[Lines of data]
-.-.-

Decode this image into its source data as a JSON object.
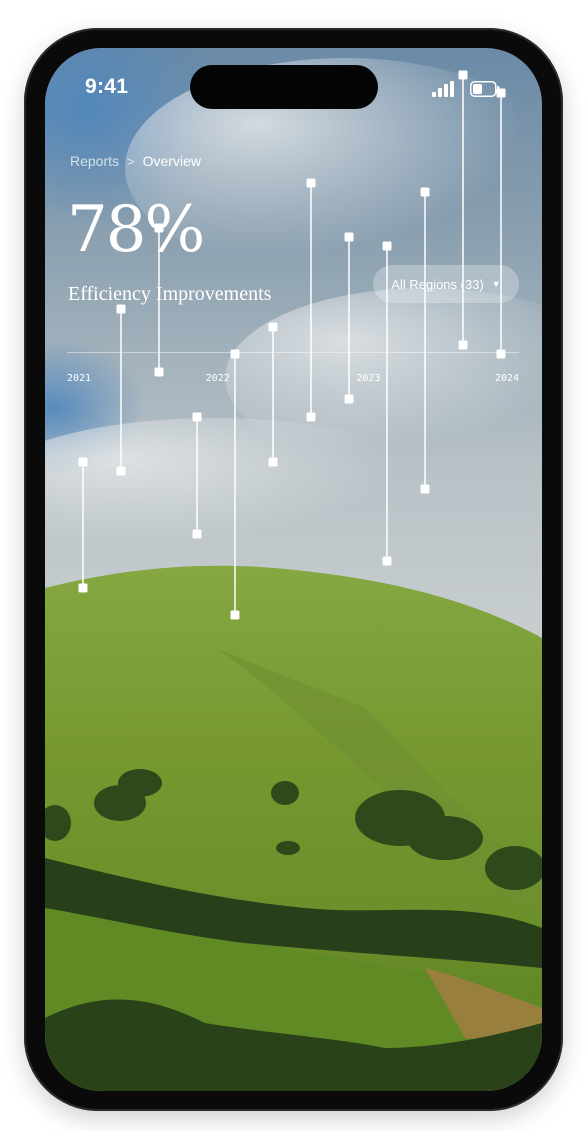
{
  "status_bar": {
    "time": "9:41"
  },
  "breadcrumb": {
    "parent": "Reports",
    "separator": ">",
    "current": "Overview"
  },
  "headline": {
    "value": "78%",
    "label": "Efficiency Improvements"
  },
  "filter": {
    "label": "All Regions (33)",
    "caret": "▼"
  },
  "chart_data": {
    "type": "range",
    "x_ticks": [
      "2021",
      "2022",
      "2023",
      "2024"
    ],
    "series": [
      {
        "low": 0.5,
        "high": 0.64
      },
      {
        "low": 0.63,
        "high": 0.81
      },
      {
        "low": 0.74,
        "high": 0.9
      },
      {
        "low": 0.56,
        "high": 0.69
      },
      {
        "low": 0.47,
        "high": 0.76
      },
      {
        "low": 0.64,
        "high": 0.79
      },
      {
        "low": 0.69,
        "high": 0.95
      },
      {
        "low": 0.71,
        "high": 0.89
      },
      {
        "low": 0.53,
        "high": 0.88
      },
      {
        "low": 0.61,
        "high": 0.94
      },
      {
        "low": 0.77,
        "high": 1.07
      },
      {
        "low": 0.76,
        "high": 1.05
      }
    ],
    "marker_color": "#ffffff"
  },
  "colors": {
    "text": "#ffffff",
    "pill_bg": "rgba(255,255,255,0.28)"
  }
}
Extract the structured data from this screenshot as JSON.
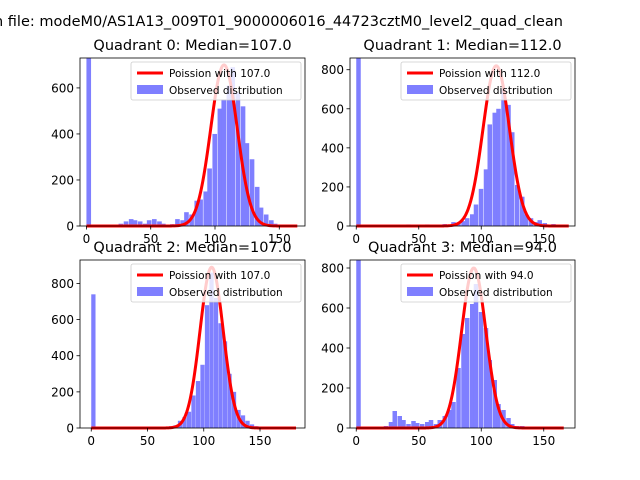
{
  "figure": {
    "suptitle": "n file: modeM0/AS1A13_009T01_9000006016_44723cztM0_level2_quad_clean"
  },
  "colors": {
    "fit_line": "#ff0000",
    "histogram": "#7f7fff",
    "axes": "#000000",
    "background": "#ffffff"
  },
  "chart_data": [
    {
      "type": "bar",
      "title": "Quadrant 0: Median=107.0",
      "xlabel": "",
      "ylabel": "",
      "xlim": [
        -5,
        170
      ],
      "ylim": [
        0,
        730
      ],
      "xticks": [
        0,
        50,
        100,
        150
      ],
      "yticks": [
        0,
        200,
        400,
        600
      ],
      "grid": false,
      "legend_position": "upper-right",
      "bin_width": 3.6,
      "series": [
        {
          "name": "Observed distribution",
          "kind": "histogram",
          "bins": [
            [
              0,
              730
            ],
            [
              25,
              10
            ],
            [
              29,
              20
            ],
            [
              33,
              30
            ],
            [
              36,
              25
            ],
            [
              40,
              20
            ],
            [
              44,
              10
            ],
            [
              47,
              25
            ],
            [
              51,
              30
            ],
            [
              55,
              20
            ],
            [
              58,
              10
            ],
            [
              62,
              5
            ],
            [
              65,
              8
            ],
            [
              69,
              30
            ],
            [
              73,
              25
            ],
            [
              76,
              60
            ],
            [
              80,
              50
            ],
            [
              84,
              110
            ],
            [
              87,
              115
            ],
            [
              91,
              150
            ],
            [
              94,
              250
            ],
            [
              98,
              400
            ],
            [
              102,
              510
            ],
            [
              105,
              550
            ],
            [
              109,
              610
            ],
            [
              112,
              690
            ],
            [
              116,
              580
            ],
            [
              120,
              520
            ],
            [
              123,
              360
            ],
            [
              127,
              290
            ],
            [
              131,
              170
            ],
            [
              134,
              80
            ],
            [
              138,
              50
            ],
            [
              142,
              25
            ],
            [
              145,
              10
            ],
            [
              149,
              5
            ]
          ]
        },
        {
          "name": "Poission with 107.0",
          "kind": "fit",
          "mean": 107.0,
          "peak": 700,
          "sigma": 10.3,
          "x_range": [
            0,
            164
          ]
        }
      ]
    },
    {
      "type": "bar",
      "title": "Quadrant 1: Median=112.0",
      "xlabel": "",
      "ylabel": "",
      "xlim": [
        -5,
        175
      ],
      "ylim": [
        0,
        860
      ],
      "xticks": [
        0,
        50,
        100,
        150
      ],
      "yticks": [
        0,
        200,
        400,
        600,
        800
      ],
      "grid": false,
      "legend_position": "upper-right",
      "bin_width": 3.6,
      "series": [
        {
          "name": "Observed distribution",
          "kind": "histogram",
          "bins": [
            [
              0,
              860
            ],
            [
              33,
              5
            ],
            [
              40,
              8
            ],
            [
              47,
              5
            ],
            [
              55,
              8
            ],
            [
              62,
              5
            ],
            [
              69,
              10
            ],
            [
              73,
              8
            ],
            [
              76,
              20
            ],
            [
              80,
              15
            ],
            [
              84,
              25
            ],
            [
              87,
              40
            ],
            [
              91,
              60
            ],
            [
              94,
              110
            ],
            [
              98,
              190
            ],
            [
              102,
              290
            ],
            [
              105,
              520
            ],
            [
              109,
              580
            ],
            [
              112,
              600
            ],
            [
              116,
              700
            ],
            [
              120,
              620
            ],
            [
              123,
              480
            ],
            [
              127,
              210
            ],
            [
              131,
              150
            ],
            [
              134,
              60
            ],
            [
              138,
              40
            ],
            [
              142,
              20
            ],
            [
              145,
              30
            ],
            [
              149,
              15
            ],
            [
              156,
              10
            ]
          ]
        },
        {
          "name": "Poission with 112.0",
          "kind": "fit",
          "mean": 112.0,
          "peak": 820,
          "sigma": 10.6,
          "x_range": [
            0,
            170
          ]
        }
      ]
    },
    {
      "type": "bar",
      "title": "Quadrant 2: Median=107.0",
      "xlabel": "",
      "ylabel": "",
      "xlim": [
        -10,
        190
      ],
      "ylim": [
        0,
        930
      ],
      "xticks": [
        0,
        50,
        100,
        150
      ],
      "yticks": [
        0,
        200,
        400,
        600,
        800
      ],
      "grid": false,
      "legend_position": "upper-right",
      "bin_width": 3.8,
      "series": [
        {
          "name": "Observed distribution",
          "kind": "histogram",
          "bins": [
            [
              0,
              740
            ],
            [
              65,
              5
            ],
            [
              69,
              10
            ],
            [
              73,
              15
            ],
            [
              77,
              40
            ],
            [
              81,
              60
            ],
            [
              85,
              90
            ],
            [
              89,
              180
            ],
            [
              93,
              260
            ],
            [
              97,
              350
            ],
            [
              101,
              680
            ],
            [
              105,
              860
            ],
            [
              109,
              720
            ],
            [
              113,
              580
            ],
            [
              117,
              480
            ],
            [
              121,
              300
            ],
            [
              125,
              200
            ],
            [
              129,
              100
            ],
            [
              133,
              70
            ],
            [
              137,
              40
            ],
            [
              141,
              20
            ],
            [
              145,
              10
            ],
            [
              149,
              5
            ]
          ]
        },
        {
          "name": "Poission with 107.0",
          "kind": "fit",
          "mean": 107.0,
          "peak": 890,
          "sigma": 10.3,
          "x_range": [
            0,
            182
          ]
        }
      ]
    },
    {
      "type": "bar",
      "title": "Quadrant 3: Median=94.0",
      "xlabel": "",
      "ylabel": "",
      "xlim": [
        -5,
        175
      ],
      "ylim": [
        0,
        840
      ],
      "xticks": [
        0,
        50,
        100,
        150
      ],
      "yticks": [
        0,
        200,
        400,
        600,
        800
      ],
      "grid": false,
      "legend_position": "upper-right",
      "bin_width": 3.6,
      "series": [
        {
          "name": "Observed distribution",
          "kind": "histogram",
          "bins": [
            [
              0,
              840
            ],
            [
              22,
              10
            ],
            [
              26,
              30
            ],
            [
              29,
              85
            ],
            [
              33,
              60
            ],
            [
              36,
              40
            ],
            [
              40,
              20
            ],
            [
              44,
              35
            ],
            [
              47,
              25
            ],
            [
              51,
              20
            ],
            [
              55,
              30
            ],
            [
              58,
              40
            ],
            [
              62,
              20
            ],
            [
              65,
              40
            ],
            [
              69,
              60
            ],
            [
              73,
              90
            ],
            [
              76,
              130
            ],
            [
              80,
              300
            ],
            [
              84,
              470
            ],
            [
              87,
              550
            ],
            [
              91,
              620
            ],
            [
              94,
              720
            ],
            [
              98,
              580
            ],
            [
              102,
              500
            ],
            [
              105,
              340
            ],
            [
              109,
              240
            ],
            [
              112,
              120
            ],
            [
              116,
              90
            ],
            [
              120,
              50
            ],
            [
              123,
              20
            ],
            [
              127,
              10
            ],
            [
              131,
              10
            ],
            [
              134,
              5
            ],
            [
              138,
              5
            ]
          ]
        },
        {
          "name": "Poission with 94.0",
          "kind": "fit",
          "mean": 94.0,
          "peak": 800,
          "sigma": 9.7,
          "x_range": [
            0,
            166
          ]
        }
      ]
    }
  ]
}
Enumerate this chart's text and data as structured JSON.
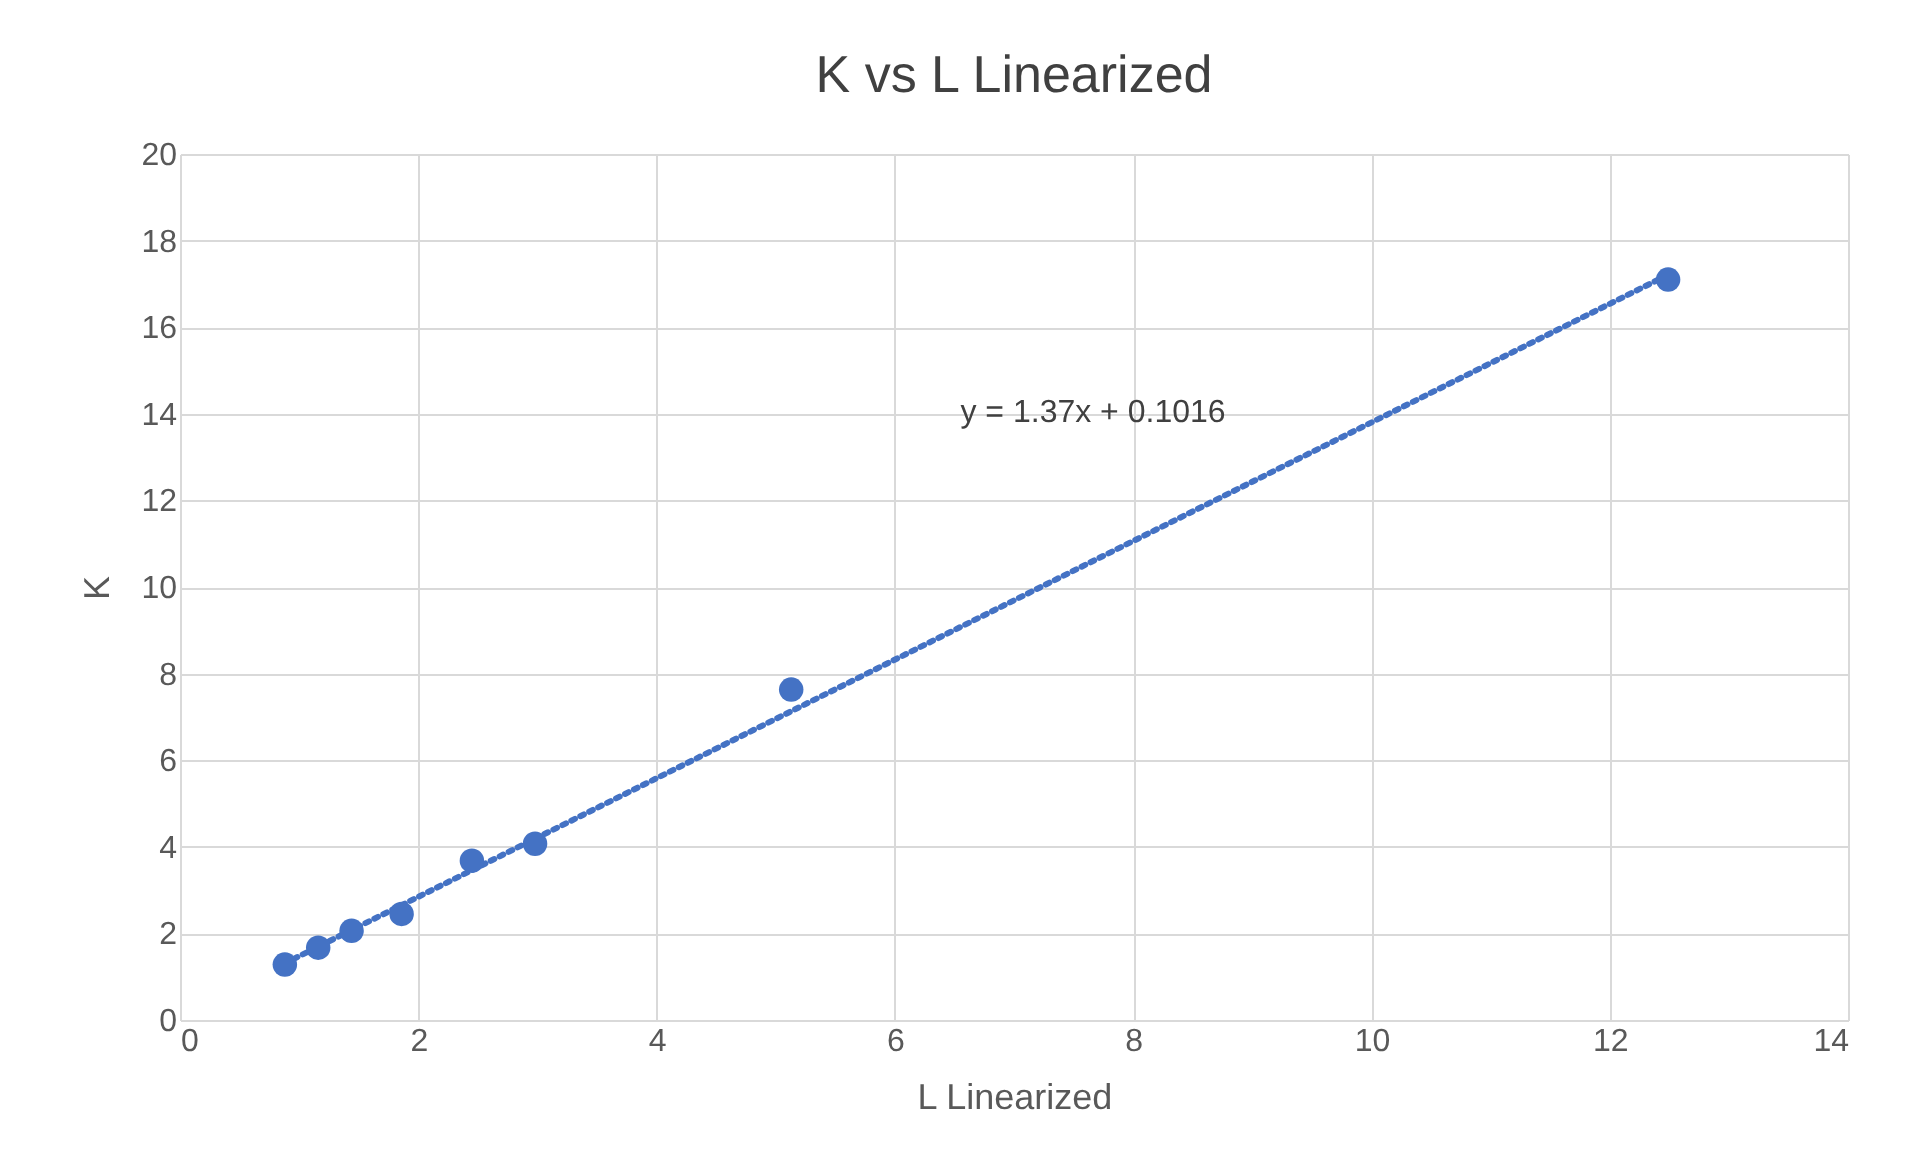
{
  "chart_data": {
    "type": "scatter",
    "title": "K vs  L Linearized",
    "xlabel": "L Linearized",
    "ylabel": "K",
    "series": [
      {
        "color": "#4472c4",
        "marker": "circle",
        "x": [
          0.88,
          1.16,
          1.44,
          1.86,
          2.45,
          2.98,
          5.13,
          12.49
        ],
        "values": [
          1.28,
          1.67,
          2.06,
          2.45,
          3.68,
          4.07,
          7.63,
          17.1
        ]
      },
      {
        "type": "line",
        "color": "#4472c4",
        "line_style": "dotted",
        "marker": "none",
        "x": [
          0.88,
          12.49
        ],
        "values": [
          1.31,
          17.21
        ]
      }
    ],
    "annotations": [
      "y = 1.37x + 0.1016"
    ],
    "xlim": [
      0,
      14
    ],
    "xticks": [
      0,
      2,
      4,
      6,
      8,
      10,
      12,
      14
    ],
    "ylim": [
      0,
      20
    ],
    "yticks": [
      0,
      2,
      4,
      6,
      8,
      10,
      12,
      14,
      16,
      18,
      20
    ],
    "grid": true
  }
}
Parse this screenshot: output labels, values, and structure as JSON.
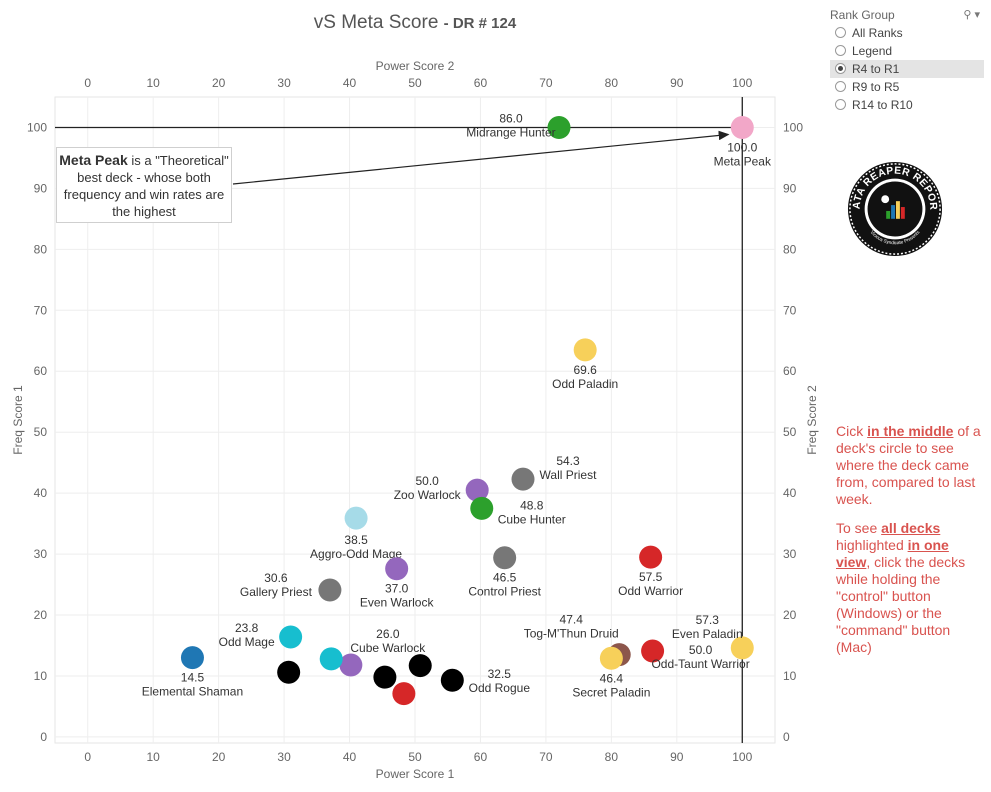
{
  "title": {
    "main": "vS Meta Score",
    "sub": "DR # 124"
  },
  "filter": {
    "title": "Rank Group",
    "options": [
      "All Ranks",
      "Legend",
      "R4 to R1",
      "R9 to R5",
      "R14 to R10"
    ],
    "selected": "R4 to R1"
  },
  "logo": {
    "text_top": "DATA REAPER REPORT",
    "text_bottom": "Vicious Syndicate Presents"
  },
  "callout": {
    "bold": "Meta Peak",
    "text": " is a \"Theoretical\" best deck - whose both frequency and win rates are the highest"
  },
  "instructions": {
    "p1_a": "Cick ",
    "p1_em": "in the middle",
    "p1_b": " of a deck's circle to see where the deck came from, compared to last week.",
    "p2_a": "To see ",
    "p2_em1": "all decks",
    "p2_b": " highlighted ",
    "p2_em2": "in one view",
    "p2_c": ", click the decks while holding the \"control\" button (Windows) or the \"command\" button (Mac)"
  },
  "chart_data": {
    "type": "scatter",
    "title": "vS Meta Score - DR # 124",
    "xlabel": "Power Score 1",
    "xlabel_top": "Power Score 2",
    "ylabel": "Freq Score 1",
    "ylabel_right": "Freq Score 2",
    "xlim": [
      -5,
      105
    ],
    "ylim": [
      -1,
      105
    ],
    "xticks": [
      0,
      10,
      20,
      30,
      40,
      50,
      60,
      70,
      80,
      90,
      100
    ],
    "yticks": [
      0,
      10,
      20,
      30,
      40,
      50,
      60,
      70,
      80,
      90,
      100
    ],
    "grid": true,
    "reference_lines": {
      "x": 100,
      "y": 100
    },
    "points": [
      {
        "name": "Meta Peak",
        "score": "100.0",
        "x": 100,
        "y": 100,
        "color": "#f2a7c8",
        "label": true
      },
      {
        "name": "Midrange Hunter",
        "score": "86.0",
        "x": 72,
        "y": 100,
        "color": "#2ca02c",
        "label": true
      },
      {
        "name": "Odd Paladin",
        "score": "69.6",
        "x": 76,
        "y": 63.5,
        "color": "#f7d05a",
        "label": true
      },
      {
        "name": "Wall Priest",
        "score": "54.3",
        "x": 66.5,
        "y": 42.3,
        "color": "#777777",
        "label": true
      },
      {
        "name": "Zoo Warlock",
        "score": "50.0",
        "x": 59.5,
        "y": 40.5,
        "color": "#9467bd",
        "label": true
      },
      {
        "name": "Cube Hunter",
        "score": "48.8",
        "x": 60.2,
        "y": 37.5,
        "color": "#2ca02c",
        "label": true
      },
      {
        "name": "Aggro-Odd Mage",
        "score": "38.5",
        "x": 41,
        "y": 35.9,
        "color": "#a6dbe8",
        "label": true
      },
      {
        "name": "Control Priest",
        "score": "46.5",
        "x": 63.7,
        "y": 29.4,
        "color": "#777777",
        "label": true
      },
      {
        "name": "Odd Warrior",
        "score": "57.5",
        "x": 86,
        "y": 29.5,
        "color": "#d62728",
        "label": true
      },
      {
        "name": "Even Warlock",
        "score": "37.0",
        "x": 47.2,
        "y": 27.6,
        "color": "#9467bd",
        "label": true
      },
      {
        "name": "Gallery Priest",
        "score": "30.6",
        "x": 37,
        "y": 24.1,
        "color": "#777777",
        "label": true
      },
      {
        "name": "Odd Mage",
        "score": "23.8",
        "x": 31,
        "y": 16.4,
        "color": "#17becf",
        "label": true
      },
      {
        "name": "Cube Warlock",
        "score": "26.0",
        "x": 40.2,
        "y": 11.8,
        "color": "#9467bd",
        "label": true
      },
      {
        "name": "Tog-M'Thun Druid",
        "score": "47.4",
        "x": 81.2,
        "y": 13.5,
        "color": "#8c564b",
        "label": true
      },
      {
        "name": "Even Paladin",
        "score": "57.3",
        "x": 100,
        "y": 14.6,
        "color": "#f7d05a",
        "label": true
      },
      {
        "name": "Secret Paladin",
        "score": "46.4",
        "x": 80,
        "y": 12.9,
        "color": "#f7d05a",
        "label": true
      },
      {
        "name": "Odd-Taunt Warrior",
        "score": "50.0",
        "x": 86.3,
        "y": 14.1,
        "color": "#d62728",
        "label": true
      },
      {
        "name": "Elemental Shaman",
        "score": "14.5",
        "x": 16,
        "y": 13,
        "color": "#1f77b4",
        "label": true
      },
      {
        "name": "Odd Rogue",
        "score": "32.5",
        "x": 55.7,
        "y": 9.3,
        "color": "#000000",
        "label": true
      },
      {
        "name": "",
        "score": "",
        "x": 37.2,
        "y": 12.8,
        "color": "#17becf",
        "label": false
      },
      {
        "name": "",
        "score": "",
        "x": 30.7,
        "y": 10.6,
        "color": "#000000",
        "label": false
      },
      {
        "name": "",
        "score": "",
        "x": 45.4,
        "y": 9.8,
        "color": "#000000",
        "label": false
      },
      {
        "name": "",
        "score": "",
        "x": 50.8,
        "y": 11.7,
        "color": "#000000",
        "label": false
      },
      {
        "name": "",
        "score": "",
        "x": 48.3,
        "y": 7.1,
        "color": "#d62728",
        "label": false
      }
    ]
  }
}
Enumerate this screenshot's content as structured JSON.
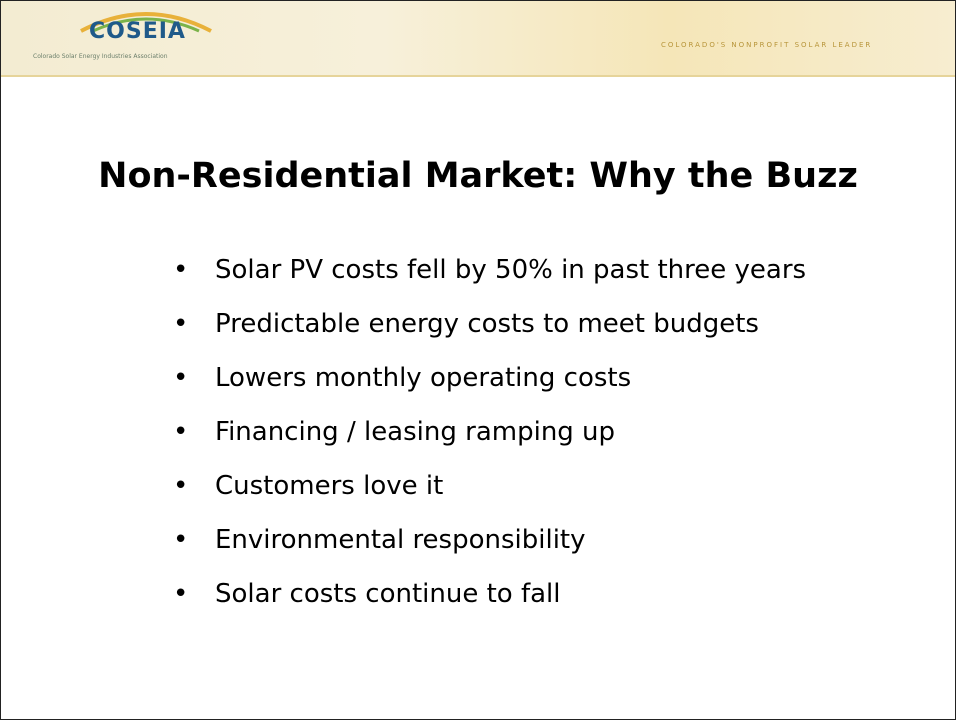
{
  "header": {
    "logo": "COSEIA",
    "logo_subtitle": "Colorado Solar Energy Industries Association",
    "tagline": "COLORADO'S NONPROFIT SOLAR LEADER"
  },
  "title": "Non-Residential Market: Why the Buzz",
  "bullets": [
    "Solar PV costs fell by 50% in past three years",
    "Predictable energy costs to meet budgets",
    "Lowers monthly operating costs",
    "Financing / leasing ramping up",
    "Customers love it",
    "Environmental responsibility",
    "Solar costs continue to fall"
  ]
}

-.-.-

Problem details:
Scan the material and collect every line that contains "Power".

Response for this exercise:
    "xlabel": "Power Score 1",
    "xlabel_top": "Power Score 2",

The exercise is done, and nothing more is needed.